▽

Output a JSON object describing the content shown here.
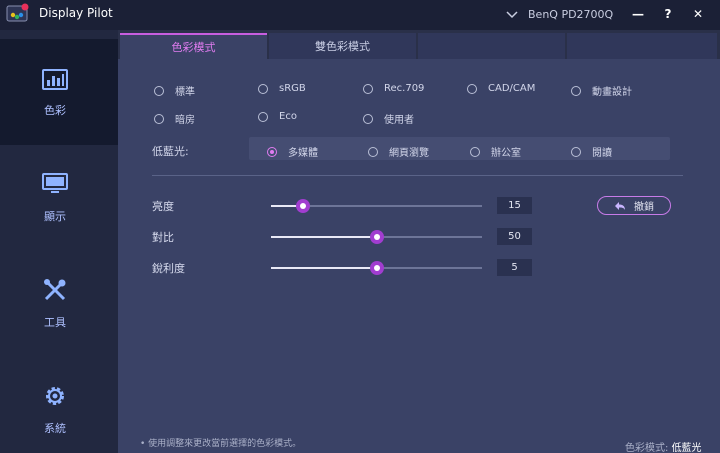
{
  "app": {
    "title": "Display Pilot",
    "monitor": "BenQ PD2700Q",
    "minimize": "—",
    "help": "?",
    "close": "✕"
  },
  "sidebar": {
    "items": [
      {
        "label": "色彩",
        "icon": "color-chart-icon",
        "active": true
      },
      {
        "label": "顯示",
        "icon": "monitor-icon",
        "active": false
      },
      {
        "label": "工具",
        "icon": "tools-icon",
        "active": false
      },
      {
        "label": "系統",
        "icon": "gear-icon",
        "active": false
      }
    ]
  },
  "tabs": [
    {
      "label": "色彩模式",
      "active": true
    },
    {
      "label": "雙色彩模式",
      "active": false
    },
    {
      "label": "",
      "active": false
    },
    {
      "label": "",
      "active": false
    }
  ],
  "color_modes": {
    "options": [
      "標準",
      "sRGB",
      "Rec.709",
      "CAD/CAM",
      "動畫設計",
      "暗房",
      "Eco",
      "使用者"
    ]
  },
  "low_blue_light": {
    "label": "低藍光:",
    "options": [
      "多媒體",
      "網頁瀏覽",
      "辦公室",
      "閱讀"
    ],
    "selected": "多媒體"
  },
  "sliders": [
    {
      "label": "亮度",
      "value": "15",
      "percent": 15
    },
    {
      "label": "對比",
      "value": "50",
      "percent": 50
    },
    {
      "label": "銳利度",
      "value": "5",
      "percent": 50
    }
  ],
  "undo_label": "撤銷",
  "hint": "• 使用調整來更改當前選擇的色彩模式。",
  "status": {
    "label": "色彩模式:",
    "value": "低藍光"
  },
  "colors": {
    "accent": "#c75ee0",
    "thumb": "#a13dd0",
    "panel": "#3a4266",
    "sidebar": "#222840"
  }
}
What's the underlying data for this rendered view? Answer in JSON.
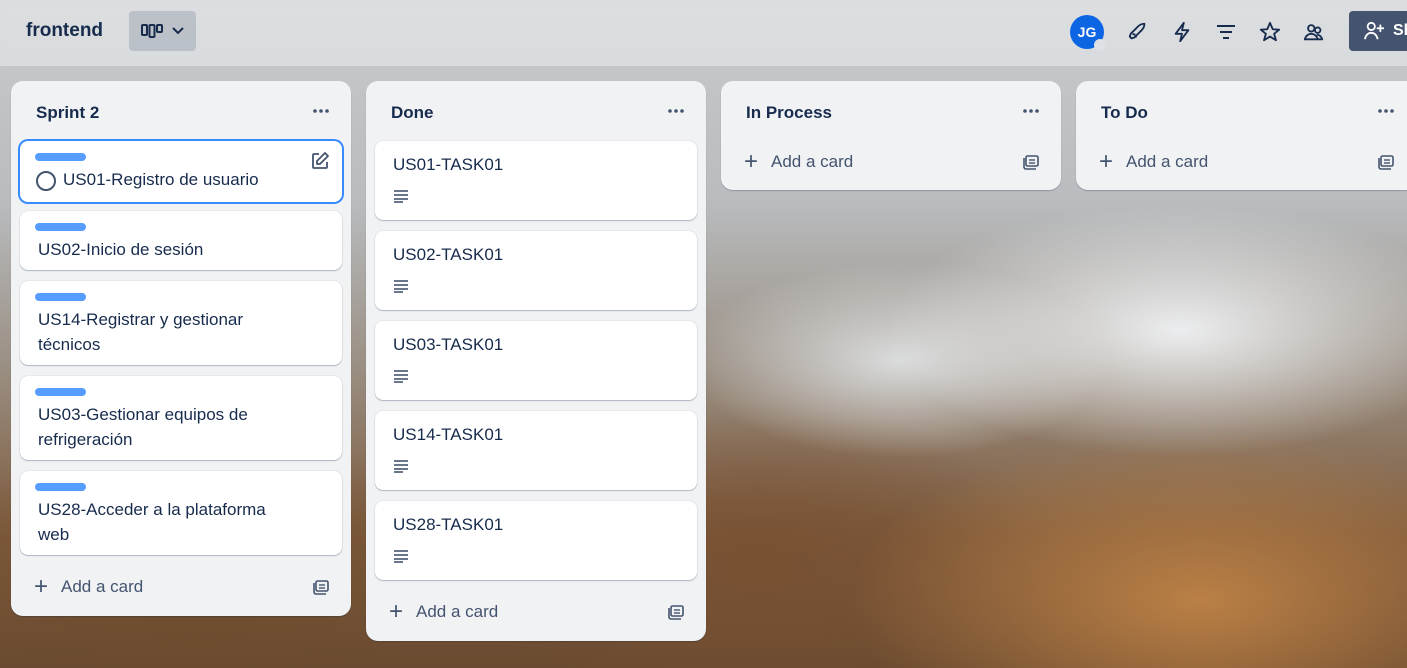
{
  "header": {
    "board_title": "frontend",
    "avatar_initials": "JG",
    "share_label": "Sh"
  },
  "icons": {
    "view": "board-view-icon",
    "chevron": "chevron-down-icon",
    "powerups": "rocket-icon",
    "automation": "lightning-icon",
    "filter": "filter-icon",
    "star": "star-icon",
    "visibility": "team-visibility-icon",
    "share": "add-person-icon",
    "menu": "more-horizontal-icon",
    "edit": "edit-icon",
    "description": "description-icon",
    "template": "card-template-icon"
  },
  "colors": {
    "label": "#579dff",
    "avatar": "#0c66e4",
    "share_button": "#44546f",
    "focus_ring": "#388bff"
  },
  "lists": [
    {
      "title": "Sprint 2",
      "cards": [
        {
          "title": "US01-Registro de usuario"
        },
        {
          "title": "US02-Inicio de sesión"
        },
        {
          "title_line1": "US14-Registrar y gestionar",
          "title_line2": "técnicos"
        },
        {
          "title_line1": "US03-Gestionar equipos de",
          "title_line2": "refrigeración"
        },
        {
          "title_line1": "US28-Acceder a la plataforma",
          "title_line2": "web"
        }
      ],
      "add_card": "Add a card"
    },
    {
      "title": "Done",
      "cards": [
        {
          "title": "US01-TASK01"
        },
        {
          "title": "US02-TASK01"
        },
        {
          "title": "US03-TASK01"
        },
        {
          "title": "US14-TASK01"
        },
        {
          "title": "US28-TASK01"
        }
      ],
      "add_card": "Add a card"
    },
    {
      "title": "In Process",
      "cards": [],
      "add_card": "Add a card"
    },
    {
      "title": "To Do",
      "cards": [],
      "add_card": "Add a card"
    }
  ]
}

△

GIVEN INSTRUCTION:
The records above need to be given again exactly. Omit the pictures.

RESULT FOR THIS EXERCISE:
Output a JSON object describing the content shown here.
{
  "app": {
    "title": "Display Pilot",
    "monitor": "BenQ PD2700Q",
    "minimize": "—",
    "help": "?",
    "close": "✕"
  },
  "sidebar": {
    "items": [
      {
        "label": "色彩",
        "icon": "color-chart-icon",
        "active": true
      },
      {
        "label": "顯示",
        "icon": "monitor-icon",
        "active": false
      },
      {
        "label": "工具",
        "icon": "tools-icon",
        "active": false
      },
      {
        "label": "系統",
        "icon": "gear-icon",
        "active": false
      }
    ]
  },
  "tabs": [
    {
      "label": "色彩模式",
      "active": true
    },
    {
      "label": "雙色彩模式",
      "active": false
    },
    {
      "label": "",
      "active": false
    },
    {
      "label": "",
      "active": false
    }
  ],
  "color_modes": {
    "options": [
      "標準",
      "sRGB",
      "Rec.709",
      "CAD/CAM",
      "動畫設計",
      "暗房",
      "Eco",
      "使用者"
    ]
  },
  "low_blue_light": {
    "label": "低藍光:",
    "options": [
      "多媒體",
      "網頁瀏覽",
      "辦公室",
      "閱讀"
    ],
    "selected": "多媒體"
  },
  "sliders": [
    {
      "label": "亮度",
      "value": "15",
      "percent": 15
    },
    {
      "label": "對比",
      "value": "50",
      "percent": 50
    },
    {
      "label": "銳利度",
      "value": "5",
      "percent": 50
    }
  ],
  "undo_label": "撤銷",
  "hint": "• 使用調整來更改當前選擇的色彩模式。",
  "status": {
    "label": "色彩模式:",
    "value": "低藍光"
  },
  "colors": {
    "accent": "#c75ee0",
    "thumb": "#a13dd0",
    "panel": "#3a4266",
    "sidebar": "#222840"
  }
}
What's the underlying data for this rendered view? Answer in JSON.
{
  "header": {
    "board_title": "frontend",
    "avatar_initials": "JG",
    "share_label": "Sh"
  },
  "icons": {
    "view": "board-view-icon",
    "chevron": "chevron-down-icon",
    "powerups": "rocket-icon",
    "automation": "lightning-icon",
    "filter": "filter-icon",
    "star": "star-icon",
    "visibility": "team-visibility-icon",
    "share": "add-person-icon",
    "menu": "more-horizontal-icon",
    "edit": "edit-icon",
    "description": "description-icon",
    "template": "card-template-icon"
  },
  "colors": {
    "label": "#579dff",
    "avatar": "#0c66e4",
    "share_button": "#44546f",
    "focus_ring": "#388bff"
  },
  "lists": [
    {
      "title": "Sprint 2",
      "cards": [
        {
          "title": "US01-Registro de usuario"
        },
        {
          "title": "US02-Inicio de sesión"
        },
        {
          "title_line1": "US14-Registrar y gestionar",
          "title_line2": "técnicos"
        },
        {
          "title_line1": "US03-Gestionar equipos de",
          "title_line2": "refrigeración"
        },
        {
          "title_line1": "US28-Acceder a la plataforma",
          "title_line2": "web"
        }
      ],
      "add_card": "Add a card"
    },
    {
      "title": "Done",
      "cards": [
        {
          "title": "US01-TASK01"
        },
        {
          "title": "US02-TASK01"
        },
        {
          "title": "US03-TASK01"
        },
        {
          "title": "US14-TASK01"
        },
        {
          "title": "US28-TASK01"
        }
      ],
      "add_card": "Add a card"
    },
    {
      "title": "In Process",
      "cards": [],
      "add_card": "Add a card"
    },
    {
      "title": "To Do",
      "cards": [],
      "add_card": "Add a card"
    }
  ]
}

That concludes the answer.